* AIM OF THE TASK *
Can you return, word for word, every line from the first one through the line that contains "Text: ▼: ▼ — [388, 398, 395, 409]", including both of those lines?

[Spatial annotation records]
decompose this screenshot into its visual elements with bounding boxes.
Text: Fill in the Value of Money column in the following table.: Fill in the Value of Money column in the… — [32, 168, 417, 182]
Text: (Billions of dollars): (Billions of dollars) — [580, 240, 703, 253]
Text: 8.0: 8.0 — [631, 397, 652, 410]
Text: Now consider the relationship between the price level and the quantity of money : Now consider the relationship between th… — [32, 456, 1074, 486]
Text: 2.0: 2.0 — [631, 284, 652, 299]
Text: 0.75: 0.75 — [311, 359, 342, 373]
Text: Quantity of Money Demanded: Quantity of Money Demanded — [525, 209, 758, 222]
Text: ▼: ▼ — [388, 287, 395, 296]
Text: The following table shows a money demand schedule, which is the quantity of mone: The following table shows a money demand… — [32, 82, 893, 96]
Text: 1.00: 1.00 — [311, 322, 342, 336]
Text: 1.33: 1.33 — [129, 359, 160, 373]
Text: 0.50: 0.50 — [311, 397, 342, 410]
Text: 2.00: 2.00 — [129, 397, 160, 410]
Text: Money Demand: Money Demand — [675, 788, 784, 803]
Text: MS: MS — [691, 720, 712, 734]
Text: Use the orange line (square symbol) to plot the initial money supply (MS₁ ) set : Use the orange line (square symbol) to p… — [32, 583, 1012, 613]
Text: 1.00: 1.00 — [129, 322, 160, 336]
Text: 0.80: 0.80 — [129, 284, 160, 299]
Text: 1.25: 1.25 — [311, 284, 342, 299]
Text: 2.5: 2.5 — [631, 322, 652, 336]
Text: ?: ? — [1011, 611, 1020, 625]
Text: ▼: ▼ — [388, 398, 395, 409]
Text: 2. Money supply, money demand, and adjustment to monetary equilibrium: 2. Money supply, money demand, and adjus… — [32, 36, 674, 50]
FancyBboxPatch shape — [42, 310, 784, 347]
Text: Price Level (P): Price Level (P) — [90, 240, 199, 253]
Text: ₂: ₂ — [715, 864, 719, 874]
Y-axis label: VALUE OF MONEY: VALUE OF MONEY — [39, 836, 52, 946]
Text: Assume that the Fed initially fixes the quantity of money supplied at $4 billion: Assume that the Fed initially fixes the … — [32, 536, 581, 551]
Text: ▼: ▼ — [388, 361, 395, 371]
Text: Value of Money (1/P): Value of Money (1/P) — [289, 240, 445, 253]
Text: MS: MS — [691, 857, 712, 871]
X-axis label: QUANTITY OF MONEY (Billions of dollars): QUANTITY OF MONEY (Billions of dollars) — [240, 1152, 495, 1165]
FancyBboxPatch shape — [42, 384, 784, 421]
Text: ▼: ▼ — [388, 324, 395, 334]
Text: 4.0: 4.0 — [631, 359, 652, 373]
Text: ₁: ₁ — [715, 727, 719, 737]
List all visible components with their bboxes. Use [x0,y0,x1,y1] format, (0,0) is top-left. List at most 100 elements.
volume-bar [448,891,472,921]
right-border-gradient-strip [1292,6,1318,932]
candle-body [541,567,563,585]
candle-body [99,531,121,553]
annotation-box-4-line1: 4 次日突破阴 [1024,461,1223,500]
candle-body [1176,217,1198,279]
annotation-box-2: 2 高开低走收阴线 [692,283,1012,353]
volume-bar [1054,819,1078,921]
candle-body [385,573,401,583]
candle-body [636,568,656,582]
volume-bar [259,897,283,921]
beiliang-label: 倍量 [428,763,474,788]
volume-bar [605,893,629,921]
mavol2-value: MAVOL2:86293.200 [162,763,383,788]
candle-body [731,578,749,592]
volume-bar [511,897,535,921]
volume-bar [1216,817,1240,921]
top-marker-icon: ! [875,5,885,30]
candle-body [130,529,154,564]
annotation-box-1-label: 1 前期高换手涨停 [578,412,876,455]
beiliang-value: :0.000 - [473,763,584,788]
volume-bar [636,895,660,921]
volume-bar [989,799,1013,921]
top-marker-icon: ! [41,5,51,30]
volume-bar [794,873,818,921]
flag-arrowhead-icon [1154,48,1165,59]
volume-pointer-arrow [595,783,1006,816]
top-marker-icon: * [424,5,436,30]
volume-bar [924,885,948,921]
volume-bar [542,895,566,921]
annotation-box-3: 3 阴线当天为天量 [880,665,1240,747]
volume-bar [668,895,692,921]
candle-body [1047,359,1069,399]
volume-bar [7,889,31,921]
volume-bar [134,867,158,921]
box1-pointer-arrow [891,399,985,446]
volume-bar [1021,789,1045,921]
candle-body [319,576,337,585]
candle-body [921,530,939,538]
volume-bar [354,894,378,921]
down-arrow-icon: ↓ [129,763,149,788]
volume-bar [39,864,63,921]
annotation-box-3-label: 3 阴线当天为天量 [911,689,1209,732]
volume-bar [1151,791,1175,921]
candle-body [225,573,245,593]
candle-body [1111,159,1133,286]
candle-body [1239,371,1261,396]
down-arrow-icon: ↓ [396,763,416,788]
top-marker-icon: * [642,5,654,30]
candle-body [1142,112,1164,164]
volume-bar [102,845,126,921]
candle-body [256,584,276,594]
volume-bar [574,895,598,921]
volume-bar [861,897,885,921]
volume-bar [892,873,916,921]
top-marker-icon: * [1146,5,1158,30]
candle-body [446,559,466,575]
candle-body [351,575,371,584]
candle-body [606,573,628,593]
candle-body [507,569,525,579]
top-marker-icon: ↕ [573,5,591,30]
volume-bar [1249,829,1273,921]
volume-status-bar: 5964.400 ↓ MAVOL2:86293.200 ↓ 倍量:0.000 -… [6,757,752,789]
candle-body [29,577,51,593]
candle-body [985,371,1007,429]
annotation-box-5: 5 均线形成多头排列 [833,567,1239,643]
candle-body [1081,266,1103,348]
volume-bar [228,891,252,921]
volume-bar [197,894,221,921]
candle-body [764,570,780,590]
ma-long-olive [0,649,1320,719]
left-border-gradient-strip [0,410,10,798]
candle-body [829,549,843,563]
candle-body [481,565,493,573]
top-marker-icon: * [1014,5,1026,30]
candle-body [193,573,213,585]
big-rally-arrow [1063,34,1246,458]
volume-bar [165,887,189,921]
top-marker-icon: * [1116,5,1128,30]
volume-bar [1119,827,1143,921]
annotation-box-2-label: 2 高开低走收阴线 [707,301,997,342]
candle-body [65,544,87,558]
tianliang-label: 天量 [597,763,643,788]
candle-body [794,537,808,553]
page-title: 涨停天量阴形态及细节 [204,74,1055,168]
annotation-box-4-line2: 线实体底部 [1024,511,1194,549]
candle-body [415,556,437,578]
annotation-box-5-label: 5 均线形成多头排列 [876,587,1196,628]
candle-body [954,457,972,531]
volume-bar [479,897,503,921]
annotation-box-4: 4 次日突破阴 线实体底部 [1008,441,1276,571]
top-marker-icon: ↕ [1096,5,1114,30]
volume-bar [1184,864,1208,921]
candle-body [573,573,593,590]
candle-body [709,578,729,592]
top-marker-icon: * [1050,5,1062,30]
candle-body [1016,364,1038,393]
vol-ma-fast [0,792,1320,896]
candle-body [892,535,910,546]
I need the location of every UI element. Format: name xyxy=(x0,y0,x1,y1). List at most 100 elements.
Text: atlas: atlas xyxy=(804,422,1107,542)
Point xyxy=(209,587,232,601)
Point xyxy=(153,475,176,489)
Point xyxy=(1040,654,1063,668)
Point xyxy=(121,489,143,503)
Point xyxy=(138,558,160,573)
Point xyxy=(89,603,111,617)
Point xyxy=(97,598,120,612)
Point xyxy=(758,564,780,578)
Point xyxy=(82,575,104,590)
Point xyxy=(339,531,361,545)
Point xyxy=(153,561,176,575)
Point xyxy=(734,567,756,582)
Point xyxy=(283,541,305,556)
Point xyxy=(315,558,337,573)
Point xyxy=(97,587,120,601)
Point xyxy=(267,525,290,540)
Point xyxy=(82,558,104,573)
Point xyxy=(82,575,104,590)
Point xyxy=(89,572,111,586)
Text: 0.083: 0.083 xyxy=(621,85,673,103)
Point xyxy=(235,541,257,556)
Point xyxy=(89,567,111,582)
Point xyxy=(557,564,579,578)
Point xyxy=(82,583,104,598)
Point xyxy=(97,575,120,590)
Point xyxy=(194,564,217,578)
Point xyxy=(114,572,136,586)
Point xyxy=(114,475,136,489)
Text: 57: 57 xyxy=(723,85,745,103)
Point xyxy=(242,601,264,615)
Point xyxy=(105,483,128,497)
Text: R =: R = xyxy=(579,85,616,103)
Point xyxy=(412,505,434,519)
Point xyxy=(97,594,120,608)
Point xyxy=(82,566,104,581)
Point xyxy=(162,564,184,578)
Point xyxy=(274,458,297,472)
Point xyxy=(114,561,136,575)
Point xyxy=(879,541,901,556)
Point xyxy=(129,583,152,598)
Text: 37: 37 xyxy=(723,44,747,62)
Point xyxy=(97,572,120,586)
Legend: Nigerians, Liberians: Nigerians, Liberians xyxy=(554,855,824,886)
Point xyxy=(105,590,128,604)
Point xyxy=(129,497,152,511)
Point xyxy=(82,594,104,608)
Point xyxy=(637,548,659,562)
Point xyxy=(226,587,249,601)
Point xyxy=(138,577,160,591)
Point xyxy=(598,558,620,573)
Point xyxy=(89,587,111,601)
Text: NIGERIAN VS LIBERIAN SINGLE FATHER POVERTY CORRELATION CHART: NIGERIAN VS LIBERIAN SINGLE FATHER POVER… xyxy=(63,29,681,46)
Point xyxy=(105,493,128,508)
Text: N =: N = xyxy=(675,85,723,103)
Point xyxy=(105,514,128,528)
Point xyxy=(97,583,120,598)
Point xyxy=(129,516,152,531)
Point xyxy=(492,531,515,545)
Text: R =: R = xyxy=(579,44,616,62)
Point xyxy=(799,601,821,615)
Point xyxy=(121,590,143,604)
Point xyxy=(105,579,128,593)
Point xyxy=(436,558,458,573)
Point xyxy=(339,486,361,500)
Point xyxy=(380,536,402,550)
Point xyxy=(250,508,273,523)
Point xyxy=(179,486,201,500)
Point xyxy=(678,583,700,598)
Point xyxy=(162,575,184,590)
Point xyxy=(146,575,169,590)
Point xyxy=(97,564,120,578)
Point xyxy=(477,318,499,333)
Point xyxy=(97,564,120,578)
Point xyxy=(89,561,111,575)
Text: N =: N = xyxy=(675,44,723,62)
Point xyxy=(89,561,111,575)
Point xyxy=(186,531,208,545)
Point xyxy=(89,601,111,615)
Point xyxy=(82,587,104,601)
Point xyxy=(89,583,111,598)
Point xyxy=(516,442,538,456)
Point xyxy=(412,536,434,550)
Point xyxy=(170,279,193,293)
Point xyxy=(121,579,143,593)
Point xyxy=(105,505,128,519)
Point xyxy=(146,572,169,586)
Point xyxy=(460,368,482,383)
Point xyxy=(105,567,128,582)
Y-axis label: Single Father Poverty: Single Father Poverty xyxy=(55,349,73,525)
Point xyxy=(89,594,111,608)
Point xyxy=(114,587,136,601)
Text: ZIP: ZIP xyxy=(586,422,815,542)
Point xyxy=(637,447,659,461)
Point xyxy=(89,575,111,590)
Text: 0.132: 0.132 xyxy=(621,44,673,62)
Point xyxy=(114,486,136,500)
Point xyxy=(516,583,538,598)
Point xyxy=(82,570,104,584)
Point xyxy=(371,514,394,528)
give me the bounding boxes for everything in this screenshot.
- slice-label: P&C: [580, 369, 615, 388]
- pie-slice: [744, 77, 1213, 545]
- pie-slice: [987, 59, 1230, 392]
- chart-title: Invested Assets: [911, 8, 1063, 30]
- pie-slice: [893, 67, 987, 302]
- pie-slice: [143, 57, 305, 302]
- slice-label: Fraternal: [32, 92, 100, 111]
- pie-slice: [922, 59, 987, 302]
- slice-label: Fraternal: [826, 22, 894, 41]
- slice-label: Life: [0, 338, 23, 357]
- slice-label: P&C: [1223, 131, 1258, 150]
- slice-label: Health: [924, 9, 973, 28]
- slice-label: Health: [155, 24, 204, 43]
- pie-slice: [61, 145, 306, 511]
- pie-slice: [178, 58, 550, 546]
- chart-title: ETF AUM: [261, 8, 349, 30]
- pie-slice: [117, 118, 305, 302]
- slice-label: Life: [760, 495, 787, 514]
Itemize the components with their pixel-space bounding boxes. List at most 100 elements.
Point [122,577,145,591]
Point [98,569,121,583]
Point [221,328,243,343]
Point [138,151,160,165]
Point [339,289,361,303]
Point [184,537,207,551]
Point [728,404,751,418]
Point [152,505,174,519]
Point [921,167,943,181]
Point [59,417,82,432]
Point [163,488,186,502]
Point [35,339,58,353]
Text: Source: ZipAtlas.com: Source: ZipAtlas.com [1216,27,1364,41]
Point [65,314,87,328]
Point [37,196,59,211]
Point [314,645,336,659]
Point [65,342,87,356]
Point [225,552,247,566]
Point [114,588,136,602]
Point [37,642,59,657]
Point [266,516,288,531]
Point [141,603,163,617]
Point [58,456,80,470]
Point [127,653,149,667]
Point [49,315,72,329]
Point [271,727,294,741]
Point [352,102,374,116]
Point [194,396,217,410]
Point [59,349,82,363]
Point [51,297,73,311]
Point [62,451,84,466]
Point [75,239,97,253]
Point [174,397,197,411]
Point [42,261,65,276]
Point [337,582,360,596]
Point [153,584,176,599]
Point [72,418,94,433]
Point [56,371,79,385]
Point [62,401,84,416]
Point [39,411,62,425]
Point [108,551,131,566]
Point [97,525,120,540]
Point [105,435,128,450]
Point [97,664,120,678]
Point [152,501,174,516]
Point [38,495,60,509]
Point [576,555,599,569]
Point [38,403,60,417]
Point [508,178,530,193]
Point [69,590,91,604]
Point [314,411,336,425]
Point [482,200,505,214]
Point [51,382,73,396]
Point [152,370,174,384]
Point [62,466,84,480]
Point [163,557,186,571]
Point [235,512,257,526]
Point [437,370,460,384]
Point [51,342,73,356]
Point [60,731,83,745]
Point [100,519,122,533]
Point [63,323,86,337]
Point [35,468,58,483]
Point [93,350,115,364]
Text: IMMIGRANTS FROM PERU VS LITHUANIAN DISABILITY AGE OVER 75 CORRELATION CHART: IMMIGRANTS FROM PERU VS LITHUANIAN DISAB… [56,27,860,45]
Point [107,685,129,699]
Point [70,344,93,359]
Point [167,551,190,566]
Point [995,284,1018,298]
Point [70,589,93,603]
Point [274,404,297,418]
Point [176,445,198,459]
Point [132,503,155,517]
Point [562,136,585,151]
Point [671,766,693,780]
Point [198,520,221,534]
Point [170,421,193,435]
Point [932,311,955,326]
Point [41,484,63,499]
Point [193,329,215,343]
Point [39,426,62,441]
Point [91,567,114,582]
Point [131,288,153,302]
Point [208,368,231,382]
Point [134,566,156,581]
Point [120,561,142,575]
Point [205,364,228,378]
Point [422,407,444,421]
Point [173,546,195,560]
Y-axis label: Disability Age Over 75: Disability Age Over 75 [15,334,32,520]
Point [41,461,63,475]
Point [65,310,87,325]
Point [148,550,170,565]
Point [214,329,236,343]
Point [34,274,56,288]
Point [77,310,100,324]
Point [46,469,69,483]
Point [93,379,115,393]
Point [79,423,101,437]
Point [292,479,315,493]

* RESPONSE TO THIS EXERCISE *
decompose this screenshot into its visual elements with bounding boxes.
Text: Fill in the Value of Money column in the following table.: Fill in the Value of Money column in the… — [32, 168, 417, 182]
Text: (Billions of dollars): (Billions of dollars) — [580, 240, 703, 253]
Text: 8.0: 8.0 — [631, 397, 652, 410]
Text: Now consider the relationship between the price level and the quantity of money : Now consider the relationship between th… — [32, 456, 1074, 486]
Text: 2.0: 2.0 — [631, 284, 652, 299]
Text: 0.75: 0.75 — [311, 359, 342, 373]
Text: Quantity of Money Demanded: Quantity of Money Demanded — [525, 209, 758, 222]
Text: ▼: ▼ — [388, 287, 395, 296]
Text: The following table shows a money demand schedule, which is the quantity of mone: The following table shows a money demand… — [32, 82, 893, 96]
Text: 1.00: 1.00 — [311, 322, 342, 336]
Text: 1.33: 1.33 — [129, 359, 160, 373]
Text: 0.50: 0.50 — [311, 397, 342, 410]
Text: 2.00: 2.00 — [129, 397, 160, 410]
Text: Money Demand: Money Demand — [675, 788, 784, 803]
Text: MS: MS — [691, 720, 712, 734]
Text: Use the orange line (square symbol) to plot the initial money supply (MS₁ ) set : Use the orange line (square symbol) to p… — [32, 583, 1012, 613]
Text: 1.00: 1.00 — [129, 322, 160, 336]
Text: 0.80: 0.80 — [129, 284, 160, 299]
Text: 1.25: 1.25 — [311, 284, 342, 299]
Text: 2.5: 2.5 — [631, 322, 652, 336]
Text: ?: ? — [1011, 611, 1020, 625]
Text: ▼: ▼ — [388, 398, 395, 409]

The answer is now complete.